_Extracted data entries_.
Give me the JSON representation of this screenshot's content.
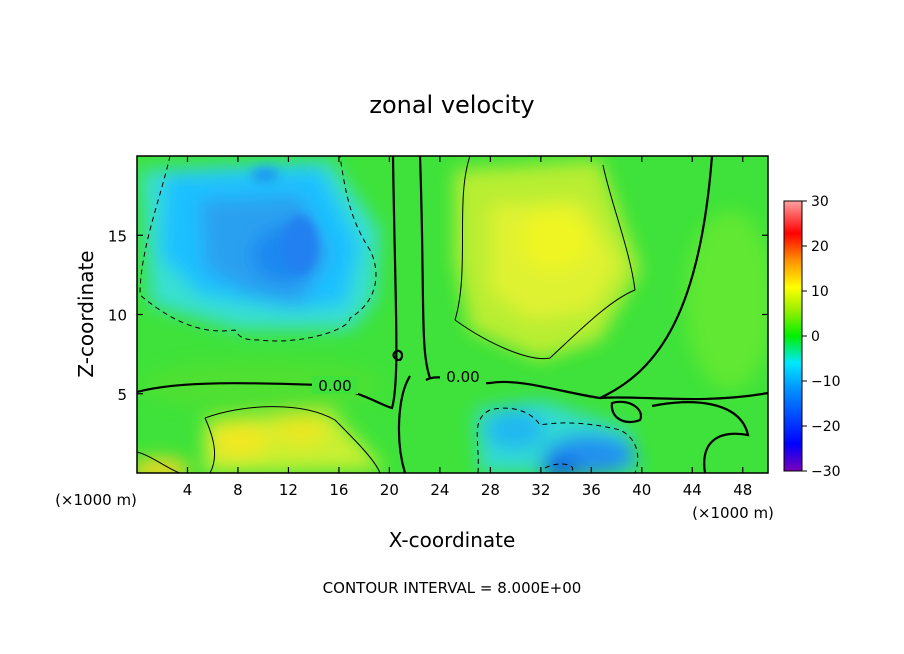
{
  "chart_data": {
    "type": "heatmap",
    "title": "zonal velocity",
    "xlabel": "X-coordinate",
    "ylabel": "Z-coordinate",
    "x_unit_left": "(×1000 m)",
    "x_unit_right": "(×1000 m)",
    "xlim": [
      0,
      50
    ],
    "ylim": [
      0,
      20
    ],
    "xticks": [
      4,
      8,
      12,
      16,
      20,
      24,
      28,
      32,
      36,
      40,
      44,
      48
    ],
    "yticks": [
      5,
      10,
      15
    ],
    "colorbar": {
      "ticks": [
        30,
        20,
        10,
        0,
        -10,
        -20,
        -30
      ],
      "range": [
        -30,
        30
      ],
      "colors": [
        "#7a00b8",
        "#0000ff",
        "#0090ff",
        "#00e8ff",
        "#00f000",
        "#ffff00",
        "#ff9000",
        "#ff0000",
        "#ffa0a0"
      ]
    },
    "contour_interval_label": "CONTOUR INTERVAL = 8.000E+00",
    "contour_labels": [
      "0.00",
      "0.00"
    ],
    "regions": [
      {
        "name": "negative core upper left",
        "x": 11,
        "z": 14,
        "value": -12
      },
      {
        "name": "negative upper left outer",
        "x": 9,
        "z": 12,
        "value": -6
      },
      {
        "name": "positive upper right",
        "x": 31,
        "z": 14,
        "value": 8
      },
      {
        "name": "positive lower left",
        "x": 10,
        "z": 2,
        "value": 7
      },
      {
        "name": "negative lower middle",
        "x": 33,
        "z": 1,
        "value": -12
      },
      {
        "name": "background",
        "x": 20,
        "z": 10,
        "value": 2
      }
    ]
  }
}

_WHAT IS NEEDED_.
Search the records for the word "negative" and copy every line where it occurs.

_EXERCISE OUTPUT_.
        "name": "negative core upper left",
        "name": "negative upper left outer",
        "name": "negative lower middle",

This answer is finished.